> [Action item]
In the listing that follows, determine how many lines include the word "continuar". Respond with that number alone.

------

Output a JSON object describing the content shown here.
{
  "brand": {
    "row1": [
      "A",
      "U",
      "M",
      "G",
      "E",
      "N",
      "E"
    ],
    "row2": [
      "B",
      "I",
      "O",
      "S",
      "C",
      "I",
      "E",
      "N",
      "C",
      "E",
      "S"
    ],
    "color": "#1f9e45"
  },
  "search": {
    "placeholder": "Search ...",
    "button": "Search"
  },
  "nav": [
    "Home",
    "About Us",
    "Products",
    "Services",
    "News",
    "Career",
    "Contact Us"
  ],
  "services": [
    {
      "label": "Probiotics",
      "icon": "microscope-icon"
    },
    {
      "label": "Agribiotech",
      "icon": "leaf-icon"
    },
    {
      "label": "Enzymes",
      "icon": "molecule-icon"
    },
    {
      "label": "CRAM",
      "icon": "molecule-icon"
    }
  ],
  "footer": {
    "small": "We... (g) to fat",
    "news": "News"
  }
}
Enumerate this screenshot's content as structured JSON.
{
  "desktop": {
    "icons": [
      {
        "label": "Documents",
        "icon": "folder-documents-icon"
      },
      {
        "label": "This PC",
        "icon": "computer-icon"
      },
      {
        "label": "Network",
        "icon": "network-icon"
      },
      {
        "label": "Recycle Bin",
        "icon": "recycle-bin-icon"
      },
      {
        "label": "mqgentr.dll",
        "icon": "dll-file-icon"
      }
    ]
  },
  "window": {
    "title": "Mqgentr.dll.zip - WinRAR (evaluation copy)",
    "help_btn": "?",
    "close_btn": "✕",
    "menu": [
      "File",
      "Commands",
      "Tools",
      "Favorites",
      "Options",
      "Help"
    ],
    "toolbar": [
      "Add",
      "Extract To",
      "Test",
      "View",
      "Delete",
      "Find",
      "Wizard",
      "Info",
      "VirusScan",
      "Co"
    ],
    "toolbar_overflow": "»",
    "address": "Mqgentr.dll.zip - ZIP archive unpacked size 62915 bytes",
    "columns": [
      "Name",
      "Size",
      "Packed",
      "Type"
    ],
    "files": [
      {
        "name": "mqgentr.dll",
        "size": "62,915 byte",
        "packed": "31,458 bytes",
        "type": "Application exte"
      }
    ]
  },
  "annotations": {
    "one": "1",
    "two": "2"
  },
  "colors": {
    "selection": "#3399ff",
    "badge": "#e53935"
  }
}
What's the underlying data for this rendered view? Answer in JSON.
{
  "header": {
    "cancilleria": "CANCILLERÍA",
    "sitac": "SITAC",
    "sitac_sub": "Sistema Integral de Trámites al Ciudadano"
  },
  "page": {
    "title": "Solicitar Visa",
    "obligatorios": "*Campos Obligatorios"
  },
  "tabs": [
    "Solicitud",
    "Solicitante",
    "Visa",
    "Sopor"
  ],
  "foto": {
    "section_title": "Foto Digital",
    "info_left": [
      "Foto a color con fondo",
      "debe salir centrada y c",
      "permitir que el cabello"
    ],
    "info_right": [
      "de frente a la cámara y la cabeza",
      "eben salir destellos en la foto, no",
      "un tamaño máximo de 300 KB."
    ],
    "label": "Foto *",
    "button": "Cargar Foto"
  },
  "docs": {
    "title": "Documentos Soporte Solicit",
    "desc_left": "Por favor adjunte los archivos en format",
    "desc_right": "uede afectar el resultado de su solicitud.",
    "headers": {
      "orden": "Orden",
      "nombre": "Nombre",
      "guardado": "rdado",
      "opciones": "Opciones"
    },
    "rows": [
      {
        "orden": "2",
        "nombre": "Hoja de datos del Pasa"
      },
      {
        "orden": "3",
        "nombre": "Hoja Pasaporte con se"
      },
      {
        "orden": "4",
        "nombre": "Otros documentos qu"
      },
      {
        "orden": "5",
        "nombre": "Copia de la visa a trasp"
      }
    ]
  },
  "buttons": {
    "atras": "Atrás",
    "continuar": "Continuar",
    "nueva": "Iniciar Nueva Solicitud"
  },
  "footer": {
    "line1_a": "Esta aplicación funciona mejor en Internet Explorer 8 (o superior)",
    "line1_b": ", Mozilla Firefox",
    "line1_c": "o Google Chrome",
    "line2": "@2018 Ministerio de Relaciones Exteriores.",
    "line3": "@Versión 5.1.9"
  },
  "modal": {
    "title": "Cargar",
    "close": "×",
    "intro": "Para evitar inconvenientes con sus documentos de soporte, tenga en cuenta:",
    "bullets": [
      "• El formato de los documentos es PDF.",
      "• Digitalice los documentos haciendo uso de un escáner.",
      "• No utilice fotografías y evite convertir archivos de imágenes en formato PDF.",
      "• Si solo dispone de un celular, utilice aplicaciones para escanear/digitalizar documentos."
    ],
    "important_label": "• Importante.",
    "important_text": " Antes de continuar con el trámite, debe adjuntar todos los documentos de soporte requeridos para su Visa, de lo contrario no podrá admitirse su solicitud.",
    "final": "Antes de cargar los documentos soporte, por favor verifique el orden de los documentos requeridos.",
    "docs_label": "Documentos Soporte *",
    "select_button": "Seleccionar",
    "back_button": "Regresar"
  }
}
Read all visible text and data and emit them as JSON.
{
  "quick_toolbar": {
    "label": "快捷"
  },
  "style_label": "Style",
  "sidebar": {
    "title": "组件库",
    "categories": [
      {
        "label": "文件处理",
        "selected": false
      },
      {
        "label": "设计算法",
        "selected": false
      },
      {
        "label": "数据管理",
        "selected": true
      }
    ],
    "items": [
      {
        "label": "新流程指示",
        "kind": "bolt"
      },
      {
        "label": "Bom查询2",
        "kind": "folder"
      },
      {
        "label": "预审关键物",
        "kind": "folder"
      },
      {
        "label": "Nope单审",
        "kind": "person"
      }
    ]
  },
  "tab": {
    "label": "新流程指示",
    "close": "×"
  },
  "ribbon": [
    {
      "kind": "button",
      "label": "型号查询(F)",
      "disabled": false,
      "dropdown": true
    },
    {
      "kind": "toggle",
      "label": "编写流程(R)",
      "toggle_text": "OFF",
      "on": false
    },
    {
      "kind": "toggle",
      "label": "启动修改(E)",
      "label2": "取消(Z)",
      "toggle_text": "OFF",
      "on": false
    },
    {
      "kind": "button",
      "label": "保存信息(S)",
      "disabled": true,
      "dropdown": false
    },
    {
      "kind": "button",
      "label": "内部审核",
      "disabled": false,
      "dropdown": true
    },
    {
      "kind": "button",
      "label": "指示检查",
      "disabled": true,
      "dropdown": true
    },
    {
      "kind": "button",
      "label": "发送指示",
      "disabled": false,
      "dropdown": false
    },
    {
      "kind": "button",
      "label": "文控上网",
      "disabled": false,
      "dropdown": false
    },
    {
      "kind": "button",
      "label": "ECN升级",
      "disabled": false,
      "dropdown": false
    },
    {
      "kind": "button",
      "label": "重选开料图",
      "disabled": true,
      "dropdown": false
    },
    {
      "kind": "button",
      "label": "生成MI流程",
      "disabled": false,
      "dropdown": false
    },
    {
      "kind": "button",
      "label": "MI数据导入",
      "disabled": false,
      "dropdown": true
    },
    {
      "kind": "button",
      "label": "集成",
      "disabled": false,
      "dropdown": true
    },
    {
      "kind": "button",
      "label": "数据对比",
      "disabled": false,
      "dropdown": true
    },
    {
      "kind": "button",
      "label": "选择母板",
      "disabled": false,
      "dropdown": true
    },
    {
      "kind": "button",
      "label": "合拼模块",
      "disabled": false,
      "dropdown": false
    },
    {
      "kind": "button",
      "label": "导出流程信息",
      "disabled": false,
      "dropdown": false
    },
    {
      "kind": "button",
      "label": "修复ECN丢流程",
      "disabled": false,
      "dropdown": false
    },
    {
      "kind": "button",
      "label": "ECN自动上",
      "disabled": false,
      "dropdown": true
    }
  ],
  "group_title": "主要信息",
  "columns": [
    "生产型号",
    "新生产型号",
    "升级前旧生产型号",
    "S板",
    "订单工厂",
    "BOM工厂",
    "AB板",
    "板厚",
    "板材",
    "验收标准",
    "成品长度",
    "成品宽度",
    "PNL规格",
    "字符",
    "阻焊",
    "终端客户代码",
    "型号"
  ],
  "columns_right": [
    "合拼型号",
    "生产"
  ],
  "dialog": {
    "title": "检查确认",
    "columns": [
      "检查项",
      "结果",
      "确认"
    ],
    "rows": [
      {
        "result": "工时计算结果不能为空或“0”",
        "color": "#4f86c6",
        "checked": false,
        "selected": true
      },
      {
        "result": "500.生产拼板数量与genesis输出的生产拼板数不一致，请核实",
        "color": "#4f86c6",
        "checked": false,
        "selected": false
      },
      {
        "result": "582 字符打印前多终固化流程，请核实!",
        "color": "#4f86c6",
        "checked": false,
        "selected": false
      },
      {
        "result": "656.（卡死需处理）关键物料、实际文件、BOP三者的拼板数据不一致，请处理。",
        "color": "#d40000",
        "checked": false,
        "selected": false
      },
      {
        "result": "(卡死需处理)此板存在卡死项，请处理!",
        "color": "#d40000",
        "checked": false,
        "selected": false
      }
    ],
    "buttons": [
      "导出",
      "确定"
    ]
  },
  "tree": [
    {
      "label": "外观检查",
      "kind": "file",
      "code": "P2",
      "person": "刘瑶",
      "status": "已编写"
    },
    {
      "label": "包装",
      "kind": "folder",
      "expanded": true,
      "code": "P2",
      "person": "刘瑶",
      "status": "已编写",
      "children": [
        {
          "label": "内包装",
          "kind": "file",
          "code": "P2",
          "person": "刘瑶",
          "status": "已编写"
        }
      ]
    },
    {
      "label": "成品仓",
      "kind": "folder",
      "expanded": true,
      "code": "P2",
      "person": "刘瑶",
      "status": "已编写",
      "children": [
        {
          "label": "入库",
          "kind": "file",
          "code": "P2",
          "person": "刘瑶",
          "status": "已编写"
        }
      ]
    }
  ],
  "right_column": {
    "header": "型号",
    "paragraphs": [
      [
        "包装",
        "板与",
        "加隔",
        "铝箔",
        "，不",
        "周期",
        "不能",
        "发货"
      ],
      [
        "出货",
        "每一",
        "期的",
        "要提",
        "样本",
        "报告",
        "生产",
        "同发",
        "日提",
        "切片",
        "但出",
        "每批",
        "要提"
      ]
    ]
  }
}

------

> [Response to this task]
2